Extract all records. Keep each one exact.

─── Extracted material ───

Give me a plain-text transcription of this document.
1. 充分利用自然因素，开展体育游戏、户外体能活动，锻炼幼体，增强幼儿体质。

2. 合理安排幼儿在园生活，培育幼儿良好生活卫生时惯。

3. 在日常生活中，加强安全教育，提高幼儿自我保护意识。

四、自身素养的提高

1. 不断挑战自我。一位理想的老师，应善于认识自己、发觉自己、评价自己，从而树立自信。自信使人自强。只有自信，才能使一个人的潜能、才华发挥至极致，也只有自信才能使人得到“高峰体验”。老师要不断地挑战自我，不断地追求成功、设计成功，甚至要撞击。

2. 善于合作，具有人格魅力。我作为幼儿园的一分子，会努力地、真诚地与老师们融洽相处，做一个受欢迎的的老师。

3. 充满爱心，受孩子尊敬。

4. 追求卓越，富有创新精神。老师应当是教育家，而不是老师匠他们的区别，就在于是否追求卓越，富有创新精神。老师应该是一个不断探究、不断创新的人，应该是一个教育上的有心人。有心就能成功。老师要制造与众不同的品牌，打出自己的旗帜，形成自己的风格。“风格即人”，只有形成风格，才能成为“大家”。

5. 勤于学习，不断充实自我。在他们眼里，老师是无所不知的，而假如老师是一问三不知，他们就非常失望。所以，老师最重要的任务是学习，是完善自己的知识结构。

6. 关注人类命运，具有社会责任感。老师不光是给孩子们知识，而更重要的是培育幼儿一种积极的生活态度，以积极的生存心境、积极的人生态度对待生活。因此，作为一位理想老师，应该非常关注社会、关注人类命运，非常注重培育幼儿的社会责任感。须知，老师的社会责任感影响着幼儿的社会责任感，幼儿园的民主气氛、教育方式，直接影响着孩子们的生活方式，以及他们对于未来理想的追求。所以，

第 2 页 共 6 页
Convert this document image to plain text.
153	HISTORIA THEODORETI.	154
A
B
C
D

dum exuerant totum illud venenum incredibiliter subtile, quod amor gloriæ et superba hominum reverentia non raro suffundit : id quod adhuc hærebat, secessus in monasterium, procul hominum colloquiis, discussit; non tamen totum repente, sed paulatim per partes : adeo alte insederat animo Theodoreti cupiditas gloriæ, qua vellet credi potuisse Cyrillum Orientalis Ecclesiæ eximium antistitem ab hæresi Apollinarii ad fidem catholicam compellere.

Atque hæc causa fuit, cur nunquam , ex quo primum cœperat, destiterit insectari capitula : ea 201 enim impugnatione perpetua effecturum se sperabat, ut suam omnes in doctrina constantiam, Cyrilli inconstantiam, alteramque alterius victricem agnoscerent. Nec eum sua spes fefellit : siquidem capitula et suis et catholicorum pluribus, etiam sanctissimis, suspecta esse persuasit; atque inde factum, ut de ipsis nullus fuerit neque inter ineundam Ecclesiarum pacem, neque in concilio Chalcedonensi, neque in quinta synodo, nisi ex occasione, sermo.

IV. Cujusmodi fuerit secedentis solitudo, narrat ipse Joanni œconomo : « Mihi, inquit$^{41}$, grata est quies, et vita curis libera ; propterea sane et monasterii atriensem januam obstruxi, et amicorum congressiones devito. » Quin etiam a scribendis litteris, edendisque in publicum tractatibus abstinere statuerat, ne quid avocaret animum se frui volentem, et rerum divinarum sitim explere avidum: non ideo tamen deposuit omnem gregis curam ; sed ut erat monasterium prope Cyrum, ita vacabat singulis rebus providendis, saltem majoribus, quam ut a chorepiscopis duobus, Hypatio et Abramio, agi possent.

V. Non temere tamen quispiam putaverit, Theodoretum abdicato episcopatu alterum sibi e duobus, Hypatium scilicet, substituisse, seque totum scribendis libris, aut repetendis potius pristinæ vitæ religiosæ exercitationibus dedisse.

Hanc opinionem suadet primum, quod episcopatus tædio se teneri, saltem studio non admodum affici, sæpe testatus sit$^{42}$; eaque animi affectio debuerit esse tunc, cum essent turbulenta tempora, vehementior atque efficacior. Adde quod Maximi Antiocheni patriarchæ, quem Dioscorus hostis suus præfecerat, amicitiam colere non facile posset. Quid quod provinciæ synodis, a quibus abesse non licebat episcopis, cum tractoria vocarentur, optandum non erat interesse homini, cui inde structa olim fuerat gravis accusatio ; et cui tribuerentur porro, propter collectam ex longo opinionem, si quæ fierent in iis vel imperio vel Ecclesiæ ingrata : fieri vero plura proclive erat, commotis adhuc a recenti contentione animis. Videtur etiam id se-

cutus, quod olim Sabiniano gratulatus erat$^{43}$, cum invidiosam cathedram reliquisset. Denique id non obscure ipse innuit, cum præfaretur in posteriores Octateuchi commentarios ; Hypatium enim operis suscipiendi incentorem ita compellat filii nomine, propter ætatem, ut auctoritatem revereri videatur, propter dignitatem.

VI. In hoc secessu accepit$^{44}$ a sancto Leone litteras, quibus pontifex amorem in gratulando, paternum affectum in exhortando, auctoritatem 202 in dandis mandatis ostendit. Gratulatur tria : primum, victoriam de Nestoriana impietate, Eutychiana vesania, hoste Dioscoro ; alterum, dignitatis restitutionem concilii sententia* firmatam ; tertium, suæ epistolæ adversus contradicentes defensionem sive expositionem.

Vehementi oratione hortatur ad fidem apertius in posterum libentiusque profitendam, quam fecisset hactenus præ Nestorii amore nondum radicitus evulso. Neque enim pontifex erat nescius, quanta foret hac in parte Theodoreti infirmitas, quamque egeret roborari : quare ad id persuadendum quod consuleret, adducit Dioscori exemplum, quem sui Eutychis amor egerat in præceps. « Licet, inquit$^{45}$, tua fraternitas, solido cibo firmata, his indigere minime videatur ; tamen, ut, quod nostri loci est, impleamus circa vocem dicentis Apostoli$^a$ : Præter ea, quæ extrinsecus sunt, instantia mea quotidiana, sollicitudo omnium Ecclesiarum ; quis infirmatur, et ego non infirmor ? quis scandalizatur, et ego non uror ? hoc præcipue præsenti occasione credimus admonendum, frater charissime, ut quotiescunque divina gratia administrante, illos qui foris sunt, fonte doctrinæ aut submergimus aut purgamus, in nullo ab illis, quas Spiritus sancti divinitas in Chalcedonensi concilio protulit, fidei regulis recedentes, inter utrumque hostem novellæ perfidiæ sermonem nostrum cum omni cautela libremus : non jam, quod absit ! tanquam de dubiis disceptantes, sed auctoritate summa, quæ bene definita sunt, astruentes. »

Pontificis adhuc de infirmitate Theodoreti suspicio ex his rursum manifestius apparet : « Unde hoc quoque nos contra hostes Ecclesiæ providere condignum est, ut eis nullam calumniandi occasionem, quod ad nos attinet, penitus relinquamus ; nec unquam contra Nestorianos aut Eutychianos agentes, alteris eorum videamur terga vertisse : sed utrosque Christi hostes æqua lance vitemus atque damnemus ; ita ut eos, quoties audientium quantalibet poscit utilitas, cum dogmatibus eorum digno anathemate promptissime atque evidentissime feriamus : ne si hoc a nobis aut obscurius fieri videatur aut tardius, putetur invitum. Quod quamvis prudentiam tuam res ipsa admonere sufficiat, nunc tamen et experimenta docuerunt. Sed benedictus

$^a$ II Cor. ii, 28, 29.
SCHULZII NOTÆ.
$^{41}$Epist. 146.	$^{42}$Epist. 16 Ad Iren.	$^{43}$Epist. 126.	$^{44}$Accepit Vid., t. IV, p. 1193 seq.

───

**Correct output:**
Give me a plain-text transcription of this document.
1. 充分利用自然因素，开展体育游戏、户外体能活动，锻炼幼体，增强幼儿体质。

2. 合理安排幼儿在园生活，培育幼儿良好生活卫生时惯。

3. 在日常生活中，加强安全教育，提高幼儿自我保护意识。

四、自身素养的提高

1. 不断挑战自我。一位理想的老师，应善于认识自己、发觉自己、评价自己，从而树立自信。自信使人自强。只有自信，才能使一个人的潜能、才华发挥至极致，也只有自信才能使人得到“高峰体验”。老师要不断地挑战自我，不断地追求成功、设计成功，甚至要撞击。

2. 善于合作，具有人格魅力。我作为幼儿园的一分子，会努力地、真诚地与老师们融洽相处，做一个受欢迎的的老师。

3. 充满爱心，受孩子尊敬。

4. 追求卓越，富有创新精神。老师应当是教育家，而不是老师匠他们的区别，就在于是否追求卓越，富有创新精神。老师应该是一个不断探究、不断创新的人，应该是一个教育上的有心人。有心就能成功。老师要制造与众不同的品牌，打出自己的旗帜，形成自己的风格。“风格即人”，只有形成风格，才能成为“大家”。

5. 勤于学习，不断充实自我。在他们眼里，老师是无所不知的，而假如老师是一问三不知，他们就非常失望。所以，老师最重要的任务是学习，是完善自己的知识结构。

6. 关注人类命运，具有社会责任感。老师不光是给孩子们知识，而更重要的是培育幼儿一种积极的生活态度，以积极的生存心境、积极的人生态度对待生活。因此，作为一位理想老师，应该非常关注社会、关注人类命运，非常注重培育幼儿的社会责任感。须知，老师的社会责任感影响着幼儿的社会责任感，幼儿园的民主气氛、教育方式，直接影响着孩子们的生活方式，以及他们对于未来理想的追求。所以，

第 2 页 共 6 页
Convert this document image to plain text.
153	HISTORIA THEODORETI.	154
A
B
C
D

dum exuerant totum illud venenum incredibiliter subtile, quod amor gloriæ et superba hominum reverentia non raro suffundit : id quod adhuc hærebat, secessus in monasterium, procul hominum colloquiis, discussit; non tamen totum repente, sed paulatim per partes : adeo alte insederat animo Theodoreti cupiditas gloriæ, qua vellet credi potuisse Cyrillum Orientalis Ecclesiæ eximium antistitem ab hæresi Apollinarii ad fidem catholicam compellere.

Atque hæc causa fuit, cur nunquam , ex quo primum cœperat, destiterit insectari capitula : ea 201 enim impugnatione perpetua effecturum se sperabat, ut suam omnes in doctrina constantiam, Cyrilli inconstantiam, alteramque alterius victricem agnoscerent. Nec eum sua spes fefellit : siquidem capitula et suis et catholicorum pluribus, etiam sanctissimis, suspecta esse persuasit; atque inde factum, ut de ipsis nullus fuerit neque inter ineundam Ecclesiarum pacem, neque in concilio Chalcedonensi, neque in quinta synodo, nisi ex occasione, sermo.

IV. Cujusmodi fuerit secedentis solitudo, narrat ipse Joanni œconomo : « Mihi, inquit$^{41}$, grata est quies, et vita curis libera ; propterea sane et monasterii atriensem januam obstruxi, et amicorum congressiones devito. » Quin etiam a scribendis litteris, edendisque in publicum tractatibus abstinere statuerat, ne quid avocaret animum se frui volentem, et rerum divinarum sitim explere avidum: non ideo tamen deposuit omnem gregis curam ; sed ut erat monasterium prope Cyrum, ita vacabat singulis rebus providendis, saltem majoribus, quam ut a chorepiscopis duobus, Hypatio et Abramio, agi possent.

V. Non temere tamen quispiam putaverit, Theodoretum abdicato episcopatu alterum sibi e duobus, Hypatium scilicet, substituisse, seque totum scribendis libris, aut repetendis potius pristinæ vitæ religiosæ exercitationibus dedisse.

Hanc opinionem suadet primum, quod episcopatus tædio se teneri, saltem studio non admodum affici, sæpe testatus sit$^{42}$; eaque animi affectio debuerit esse tunc, cum essent turbulenta tempora, vehementior atque efficacior. Adde quod Maximi Antiocheni patriarchæ, quem Dioscorus hostis suus præfecerat, amicitiam colere non facile posset. Quid quod provinciæ synodis, a quibus abesse non licebat episcopis, cum tractoria vocarentur, optandum non erat interesse homini, cui inde structa olim fuerat gravis accusatio ; et cui tribuerentur porro, propter collectam ex longo opinionem, si quæ fierent in iis vel imperio vel Ecclesiæ ingrata : fieri vero plura proclive erat, commotis adhuc a recenti contentione animis. Videtur etiam id se-

cutus, quod olim Sabiniano gratulatus erat$^{43}$, cum invidiosam cathedram reliquisset. Denique id non obscure ipse innuit, cum præfaretur in posteriores Octateuchi commentarios ; Hypatium enim operis suscipiendi incentorem ita compellat filii nomine, propter ætatem, ut auctoritatem revereri videatur, propter dignitatem.

VI. In hoc secessu accepit$^{44}$ a sancto Leone litteras, quibus pontifex amorem in gratulando, paternum affectum in exhortando, auctoritatem 202 in dandis mandatis ostendit. Gratulatur tria : primum, victoriam de Nestoriana impietate, Eutychiana vesania, hoste Dioscoro ; alterum, dignitatis restitutionem concilii sententia* firmatam ; tertium, suæ epistolæ adversus contradicentes defensionem sive expositionem.

Vehementi oratione hortatur ad fidem apertius in posterum libentiusque profitendam, quam fecisset hactenus præ Nestorii amore nondum radicitus evulso. Neque enim pontifex erat nescius, quanta foret hac in parte Theodoreti infirmitas, quamque egeret roborari : quare ad id persuadendum quod consuleret, adducit Dioscori exemplum, quem sui Eutychis amor egerat in præceps. « Licet, inquit$^{45}$, tua fraternitas, solido cibo firmata, his indigere minime videatur ; tamen, ut, quod nostri loci est, impleamus circa vocem dicentis Apostoli$^a$ : Præter ea, quæ extrinsecus sunt, instantia mea quotidiana, sollicitudo omnium Ecclesiarum ; quis infirmatur, et ego non infirmor ? quis scandalizatur, et ego non uror ? hoc præcipue præsenti occasione credimus admonendum, frater charissime, ut quotiescunque divina gratia administrante, illos qui foris sunt, fonte doctrinæ aut submergimus aut purgamus, in nullo ab illis, quas Spiritus sancti divinitas in Chalcedonensi concilio protulit, fidei regulis recedentes, inter utrumque hostem novellæ perfidiæ sermonem nostrum cum omni cautela libremus : non jam, quod absit ! tanquam de dubiis disceptantes, sed auctoritate summa, quæ bene definita sunt, astruentes. »

Pontificis adhuc de infirmitate Theodoreti suspicio ex his rursum manifestius apparet : « Unde hoc quoque nos contra hostes Ecclesiæ providere condignum est, ut eis nullam calumniandi occasionem, quod ad nos attinet, penitus relinquamus ; nec unquam contra Nestorianos aut Eutychianos agentes, alteris eorum videamur terga vertisse : sed utrosque Christi hostes æqua lance vitemus atque damnemus ; ita ut eos, quoties audientium quantalibet poscit utilitas, cum dogmatibus eorum digno anathemate promptissime atque evidentissime feriamus : ne si hoc a nobis aut obscurius fieri videatur aut tardius, putetur invitum. Quod quamvis prudentiam tuam res ipsa admonere sufficiat, nunc tamen et experimenta docuerunt. Sed benedictus

$^a$ II Cor. ii, 28, 29.
SCHULZII NOTÆ.
$^{41}$Epist. 146.	$^{42}$Epist. 16 Ad Iren.	$^{43}$Epist. 126.	$^{44}$Accepit Vid., t. IV, p. 1193 seq.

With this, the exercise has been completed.